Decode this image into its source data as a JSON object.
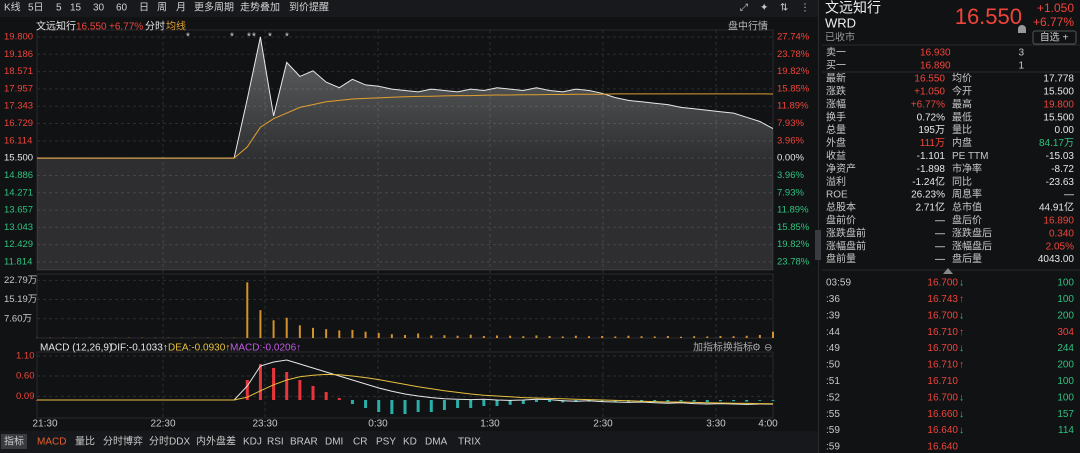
{
  "toolbar": [
    "K线",
    "5日",
    "5",
    "15",
    "30",
    "60",
    "日",
    "周",
    "月",
    "更多周期",
    "走势叠加",
    "到价提醒"
  ],
  "chart": {
    "type": "line",
    "stock_name": "文远知行",
    "price_text": "16.550",
    "change_text": "+6.77%",
    "mode": "分时",
    "avg_label": "均线",
    "panel_button": "盘中行情",
    "markers": [
      "*",
      "*",
      "*",
      "*",
      "*",
      "*"
    ],
    "ylim": [
      11.814,
      19.8
    ],
    "yticks": [
      {
        "value": 19.8,
        "label": "19.800"
      },
      {
        "value": 19.186,
        "label": "19.186"
      },
      {
        "value": 18.571,
        "label": "18.571"
      },
      {
        "value": 17.957,
        "label": "17.957"
      },
      {
        "value": 17.343,
        "label": "17.343"
      },
      {
        "value": 16.729,
        "label": "16.729"
      },
      {
        "value": 16.114,
        "label": "16.114"
      },
      {
        "value": 15.5,
        "label": "15.500"
      },
      {
        "value": 14.886,
        "label": "14.886"
      },
      {
        "value": 14.271,
        "label": "14.271"
      },
      {
        "value": 13.657,
        "label": "13.657"
      },
      {
        "value": 13.043,
        "label": "13.043"
      },
      {
        "value": 12.429,
        "label": "12.429"
      },
      {
        "value": 11.814,
        "label": "11.814"
      }
    ],
    "y2lim": [
      -23.78,
      27.74
    ],
    "y2ticks": [
      {
        "value": 27.74,
        "label": "27.74%"
      },
      {
        "value": 23.78,
        "label": "23.78%"
      },
      {
        "value": 19.82,
        "label": "19.82%"
      },
      {
        "value": 15.85,
        "label": "15.85%"
      },
      {
        "value": 11.89,
        "label": "11.89%"
      },
      {
        "value": 7.93,
        "label": "7.93%"
      },
      {
        "value": 3.96,
        "label": "3.96%"
      },
      {
        "value": 0,
        "label": "0.00%"
      },
      {
        "value": -3.96,
        "label": "3.96%"
      },
      {
        "value": -7.93,
        "label": "7.93%"
      },
      {
        "value": -11.89,
        "label": "11.89%"
      },
      {
        "value": -15.85,
        "label": "15.85%"
      },
      {
        "value": -19.82,
        "label": "19.82%"
      },
      {
        "value": -23.78,
        "label": "23.78%"
      }
    ],
    "up_color": "#f0443a",
    "down_color": "#2ec27e",
    "flat_color": "#e6e6e6",
    "price_color": "#e8e8e8",
    "avg_color": "#e0a030",
    "price_values": [
      15.5,
      15.5,
      15.5,
      15.5,
      15.5,
      15.5,
      15.5,
      15.5,
      15.5,
      15.5,
      15.5,
      15.5,
      15.5,
      15.5,
      15.5,
      15.5,
      17.6,
      19.8,
      17.0,
      18.9,
      18.4,
      18.6,
      18.2,
      18.0,
      18.3,
      18.1,
      18.05,
      17.95,
      17.9,
      17.85,
      17.95,
      17.9,
      17.85,
      17.95,
      17.9,
      18.0,
      17.95,
      17.9,
      18.0,
      17.9,
      17.85,
      17.95,
      17.9,
      17.8,
      17.65,
      17.55,
      17.5,
      17.45,
      17.4,
      17.3,
      17.25,
      17.2,
      17.15,
      17.1,
      16.95,
      16.8,
      16.55
    ],
    "avg_values": [
      15.5,
      15.5,
      15.5,
      15.5,
      15.5,
      15.5,
      15.5,
      15.5,
      15.5,
      15.5,
      15.5,
      15.5,
      15.5,
      15.5,
      15.5,
      15.5,
      15.9,
      16.6,
      16.9,
      17.1,
      17.3,
      17.4,
      17.5,
      17.55,
      17.6,
      17.62,
      17.64,
      17.66,
      17.68,
      17.69,
      17.7,
      17.71,
      17.72,
      17.72,
      17.73,
      17.74,
      17.74,
      17.75,
      17.75,
      17.76,
      17.76,
      17.77,
      17.77,
      17.77,
      17.78,
      17.78,
      17.78,
      17.78,
      17.78,
      17.78,
      17.78,
      17.78,
      17.78,
      17.78,
      17.78,
      17.78,
      17.778
    ],
    "volume": {
      "ylim": [
        0,
        24.5
      ],
      "yticks": [
        {
          "value": 22.79,
          "label": "22.79万"
        },
        {
          "value": 15.19,
          "label": "15.19万"
        },
        {
          "value": 7.6,
          "label": "7.60万"
        }
      ],
      "color": "#d4922a",
      "values": [
        0.1,
        0.1,
        0.1,
        0.1,
        0.1,
        0.1,
        0.1,
        0.1,
        0.1,
        0.1,
        0.1,
        0.1,
        0.1,
        0.1,
        0.1,
        0.1,
        22,
        11,
        7,
        8,
        5,
        4,
        3.5,
        3,
        3.2,
        2.5,
        2,
        1.5,
        1.2,
        1.8,
        1,
        1.1,
        0.9,
        1.3,
        0.8,
        1,
        0.9,
        0.7,
        1,
        0.8,
        0.6,
        0.9,
        0.7,
        0.8,
        0.6,
        0.9,
        0.7,
        0.6,
        0.8,
        0.5,
        0.7,
        0.6,
        0.8,
        0.7,
        0.9,
        1.2,
        2.5
      ]
    },
    "macd": {
      "title": "MACD (12,26,9)",
      "dif_label": "DIF:-0.1033↑",
      "dea_label": "DEA:-0.0930↑",
      "macd_label": "MACD:-0.0206↑",
      "buttons": [
        "加指标",
        "换指标"
      ],
      "ylim": [
        -0.45,
        1.2
      ],
      "yticks": [
        {
          "value": 1.1,
          "label": "1.10"
        },
        {
          "value": 0.6,
          "label": "0.60"
        },
        0.09
      ],
      "dif_color": "#e8e8e8",
      "dea_color": "#e6c040",
      "macd_color": "#c05be0",
      "up_color": "#e8353b",
      "down_color": "#2ab0a8",
      "dif": [
        0,
        0,
        0,
        0,
        0,
        0,
        0,
        0,
        0,
        0,
        0,
        0,
        0,
        0,
        0,
        0,
        0.35,
        0.85,
        0.95,
        1.0,
        0.9,
        0.8,
        0.7,
        0.6,
        0.5,
        0.4,
        0.3,
        0.22,
        0.15,
        0.1,
        0.06,
        0.03,
        0.02,
        0.01,
        0.02,
        0.0,
        -0.01,
        0.0,
        0.02,
        0.01,
        -0.02,
        -0.03,
        -0.02,
        -0.04,
        -0.05,
        -0.06,
        -0.05,
        -0.07,
        -0.08,
        -0.07,
        -0.09,
        -0.1,
        -0.09,
        -0.1,
        -0.11,
        -0.1,
        -0.1033
      ],
      "dea": [
        0,
        0,
        0,
        0,
        0,
        0,
        0,
        0,
        0,
        0,
        0,
        0,
        0,
        0,
        0,
        0,
        0.07,
        0.23,
        0.38,
        0.5,
        0.58,
        0.62,
        0.64,
        0.63,
        0.6,
        0.56,
        0.51,
        0.45,
        0.39,
        0.33,
        0.28,
        0.23,
        0.19,
        0.15,
        0.12,
        0.1,
        0.08,
        0.06,
        0.05,
        0.04,
        0.03,
        0.02,
        0.01,
        0.0,
        -0.01,
        -0.02,
        -0.03,
        -0.04,
        -0.05,
        -0.05,
        -0.06,
        -0.07,
        -0.075,
        -0.08,
        -0.085,
        -0.09,
        -0.093
      ],
      "hist": [
        0,
        0,
        0,
        0,
        0,
        0,
        0,
        0,
        0,
        0,
        0,
        0,
        0,
        0,
        0,
        0,
        0.5,
        0.9,
        0.8,
        0.7,
        0.5,
        0.35,
        0.2,
        0.05,
        -0.1,
        -0.2,
        -0.3,
        -0.35,
        -0.35,
        -0.3,
        -0.3,
        -0.25,
        -0.2,
        -0.2,
        -0.15,
        -0.15,
        -0.12,
        -0.1,
        -0.05,
        -0.05,
        -0.06,
        -0.05,
        -0.04,
        -0.05,
        -0.06,
        -0.05,
        -0.03,
        -0.04,
        -0.04,
        -0.03,
        -0.04,
        -0.05,
        -0.03,
        -0.03,
        -0.04,
        -0.02,
        -0.0206
      ]
    },
    "time_labels": [
      "21:30",
      "22:30",
      "23:30",
      "0:30",
      "1:30",
      "2:30",
      "3:30",
      "4:00"
    ]
  },
  "tabs": [
    "指标",
    "MACD",
    "量比",
    "分时博弈",
    "分时DDX",
    "内外盘差",
    "KDJ",
    "RSI",
    "BRAR",
    "DMI",
    "CR",
    "PSY",
    "KD",
    "DMA",
    "TRIX"
  ],
  "quote": {
    "name": "文远知行",
    "symbol": "WRD",
    "status": "已收市",
    "price": "16.550",
    "change": "+1.050",
    "change_pct": "+6.77%",
    "watch_button": "自选 +",
    "book": [
      {
        "label": "卖一",
        "price": "16.930",
        "qty": "3"
      },
      {
        "label": "买一",
        "price": "16.890",
        "qty": "1"
      }
    ],
    "stats": [
      {
        "l1": "最新",
        "v1": "16.550",
        "c1": "#f0443a",
        "l2": "均价",
        "v2": "17.778",
        "c2": "#e6e6e6"
      },
      {
        "l1": "涨跌",
        "v1": "+1.050",
        "c1": "#f0443a",
        "l2": "今开",
        "v2": "15.500",
        "c2": "#e6e6e6"
      },
      {
        "l1": "涨幅",
        "v1": "+6.77%",
        "c1": "#f0443a",
        "l2": "最高",
        "v2": "19.800",
        "c2": "#f0443a"
      },
      {
        "l1": "换手",
        "v1": "0.72%",
        "c1": "#e6e6e6",
        "l2": "最低",
        "v2": "15.500",
        "c2": "#e6e6e6"
      },
      {
        "l1": "总量",
        "v1": "195万",
        "c1": "#e6e6e6",
        "l2": "量比",
        "v2": "0.00",
        "c2": "#e6e6e6"
      },
      {
        "l1": "外盘",
        "v1": "111万",
        "c1": "#f0443a",
        "l2": "内盘",
        "v2": "84.17万",
        "c2": "#2ec27e"
      },
      {
        "l1": "收益",
        "v1": "-1.101",
        "c1": "#e6e6e6",
        "l2": "PE TTM",
        "v2": "-15.03",
        "c2": "#e6e6e6"
      },
      {
        "l1": "净资产",
        "v1": "-1.898",
        "c1": "#e6e6e6",
        "l2": "市净率",
        "v2": "-8.72",
        "c2": "#e6e6e6"
      },
      {
        "l1": "溢利",
        "v1": "-1.24亿",
        "c1": "#e6e6e6",
        "l2": "同比",
        "v2": "-23.63",
        "c2": "#e6e6e6"
      },
      {
        "l1": "ROE",
        "v1": "26.23%",
        "c1": "#e6e6e6",
        "l2": "周息率",
        "v2": "—",
        "c2": "#e6e6e6"
      },
      {
        "l1": "总股本",
        "v1": "2.71亿",
        "c1": "#e6e6e6",
        "l2": "总市值",
        "v2": "44.91亿",
        "c2": "#e6e6e6"
      },
      {
        "l1": "盘前价",
        "v1": "—",
        "c1": "#e6e6e6",
        "l2": "盘后价",
        "v2": "16.890",
        "c2": "#f0443a"
      },
      {
        "l1": "涨跌盘前",
        "v1": "—",
        "c1": "#e6e6e6",
        "l2": "涨跌盘后",
        "v2": "0.340",
        "c2": "#f0443a"
      },
      {
        "l1": "涨幅盘前",
        "v1": "—",
        "c1": "#e6e6e6",
        "l2": "涨幅盘后",
        "v2": "2.05%",
        "c2": "#f0443a"
      },
      {
        "l1": "盘前量",
        "v1": "—",
        "c1": "#e6e6e6",
        "l2": "盘后量",
        "v2": "4043.00",
        "c2": "#e6e6e6"
      }
    ],
    "trades": [
      {
        "time": "03:59",
        "price": "16.700",
        "arrow": "↓",
        "vol": "100",
        "arrow_color": "#2ec27e",
        "vol_color": "#2ec27e"
      },
      {
        "time": ":36",
        "price": "16.743",
        "arrow": "↑",
        "vol": "100",
        "arrow_color": "#f0443a",
        "vol_color": "#2ec27e"
      },
      {
        "time": ":39",
        "price": "16.700",
        "arrow": "↓",
        "vol": "200",
        "arrow_color": "#2ec27e",
        "vol_color": "#2ec27e"
      },
      {
        "time": ":44",
        "price": "16.710",
        "arrow": "↑",
        "vol": "304",
        "arrow_color": "#f0443a",
        "vol_color": "#f0443a"
      },
      {
        "time": ":49",
        "price": "16.700",
        "arrow": "↓",
        "vol": "244",
        "arrow_color": "#2ec27e",
        "vol_color": "#2ec27e"
      },
      {
        "time": ":50",
        "price": "16.710",
        "arrow": "↑",
        "vol": "200",
        "arrow_color": "#f0443a",
        "vol_color": "#2ec27e"
      },
      {
        "time": ":51",
        "price": "16.710",
        "arrow": "",
        "vol": "100",
        "arrow_color": "#e6e6e6",
        "vol_color": "#2ec27e"
      },
      {
        "time": ":52",
        "price": "16.700",
        "arrow": "↓",
        "vol": "100",
        "arrow_color": "#2ec27e",
        "vol_color": "#2ec27e"
      },
      {
        "time": ":55",
        "price": "16.660",
        "arrow": "↓",
        "vol": "157",
        "arrow_color": "#2ec27e",
        "vol_color": "#2ec27e"
      },
      {
        "time": ":59",
        "price": "16.640",
        "arrow": "↓",
        "vol": "114",
        "arrow_color": "#2ec27e",
        "vol_color": "#2ec27e"
      },
      {
        "time": ":59",
        "price": "16.640",
        "arrow": "",
        "arrow_color": "#e6e6e6"
      }
    ]
  }
}
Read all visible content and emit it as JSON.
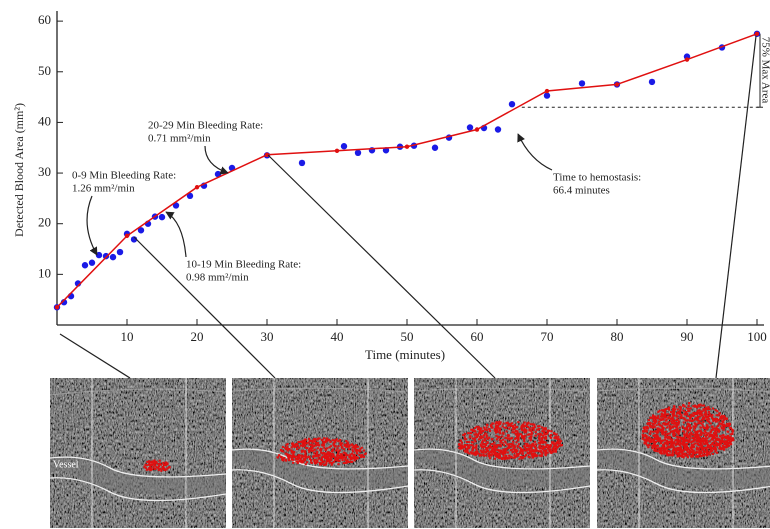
{
  "chart_data": {
    "type": "scatter",
    "y_label": "Detected Blood Area (mm²)",
    "x_label": "Time (minutes)",
    "xlim": [
      0,
      101
    ],
    "ylim": [
      0,
      62
    ],
    "xticks": [
      10,
      20,
      30,
      40,
      50,
      60,
      70,
      80,
      90,
      100
    ],
    "yticks": [
      10,
      20,
      30,
      40,
      50,
      60
    ],
    "points": {
      "color": "#1a1ae6",
      "x": [
        0,
        1,
        2,
        3,
        4,
        5,
        6,
        7,
        8,
        9,
        10,
        11,
        12,
        13,
        14,
        15,
        17,
        19,
        21,
        23,
        25,
        30,
        35,
        41,
        43,
        45,
        47,
        49,
        51,
        54,
        56,
        59,
        61,
        63,
        65,
        70,
        75,
        80,
        85,
        90,
        95,
        100
      ],
      "y": [
        3.5,
        4.5,
        5.7,
        8.2,
        11.8,
        12.3,
        13.8,
        13.6,
        13.4,
        14.4,
        18,
        16.9,
        18.7,
        20,
        21.4,
        21.3,
        23.6,
        25.5,
        27.5,
        29.8,
        31,
        33.5,
        32,
        35.3,
        34,
        34.5,
        34.5,
        35.2,
        35.4,
        35,
        37,
        39,
        38.9,
        38.6,
        43.6,
        45.3,
        47.7,
        47.5,
        48,
        53,
        54.8,
        57.5
      ]
    },
    "fit": {
      "color": "#e01010",
      "x": [
        0,
        10,
        20,
        30,
        40,
        50,
        60,
        70,
        80,
        90,
        100
      ],
      "y": [
        3.5,
        17.6,
        27.2,
        33.6,
        34.4,
        35.2,
        38.6,
        46.2,
        47.5,
        52.4,
        57.5
      ]
    },
    "hemostasis": {
      "x": 66.4,
      "y": 43,
      "max_y": 57.5
    },
    "bracket_label": "75% Max Area",
    "annotations": [
      {
        "lines": [
          "0-9 Min Bleeding Rate:",
          "1.26 mm²/min"
        ]
      },
      {
        "lines": [
          "10-19 Min Bleeding Rate:",
          "0.98 mm²/min"
        ]
      },
      {
        "lines": [
          "20-29 Min Bleeding Rate:",
          "0.71 mm²/min"
        ]
      },
      {
        "lines": [
          "Time to hemostasis:",
          "66.4 minutes"
        ]
      }
    ]
  },
  "panel_label": "Vessel"
}
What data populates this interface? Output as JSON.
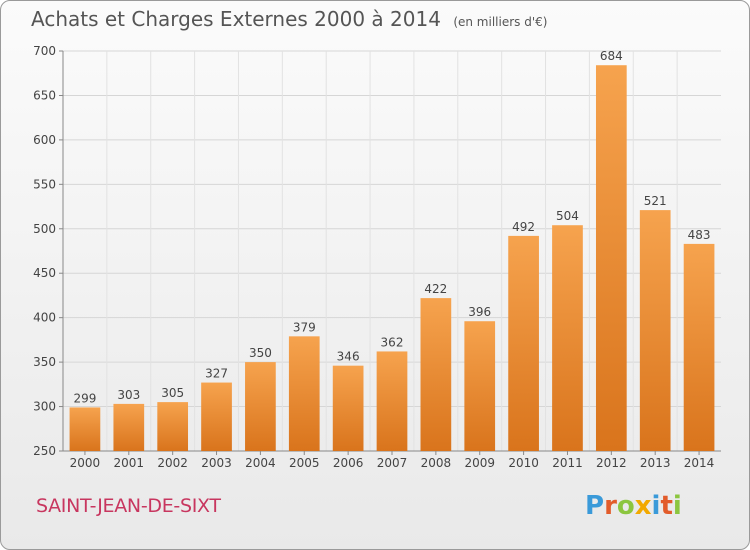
{
  "header": {
    "title": "Achats et Charges Externes 2000 à 2014",
    "unit": "(en milliers d'€)"
  },
  "footer": {
    "commune": "SAINT-JEAN-DE-SIXT",
    "logo_text": "Proxiti",
    "logo_letters": [
      {
        "ch": "P",
        "color": "#3a9ad9"
      },
      {
        "ch": "r",
        "color": "#e25c2b"
      },
      {
        "ch": "o",
        "color": "#8cc63f"
      },
      {
        "ch": "x",
        "color": "#f2a900"
      },
      {
        "ch": "i",
        "color": "#3a9ad9"
      },
      {
        "ch": "t",
        "color": "#e25c2b"
      },
      {
        "ch": "i",
        "color": "#8cc63f"
      }
    ]
  },
  "colors": {
    "bar_top": "#f6a34e",
    "bar_bottom": "#d9741c",
    "commune_text": "#c8365f"
  },
  "chart_data": {
    "type": "bar",
    "title": "Achats et Charges Externes 2000 à 2014",
    "subtitle": "(en milliers d'€)",
    "categories": [
      "2000",
      "2001",
      "2002",
      "2003",
      "2004",
      "2005",
      "2006",
      "2007",
      "2008",
      "2009",
      "2010",
      "2011",
      "2012",
      "2013",
      "2014"
    ],
    "values": [
      299,
      303,
      305,
      327,
      350,
      379,
      346,
      362,
      422,
      396,
      492,
      504,
      684,
      521,
      483
    ],
    "ylim": [
      250,
      700
    ],
    "yticks": [
      250,
      300,
      350,
      400,
      450,
      500,
      550,
      600,
      650,
      700
    ],
    "grid": true
  }
}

────

- _Work to complete_
Report how many lines of the entries hold the word "Rate". Nothing else is needed.

- _Result_
3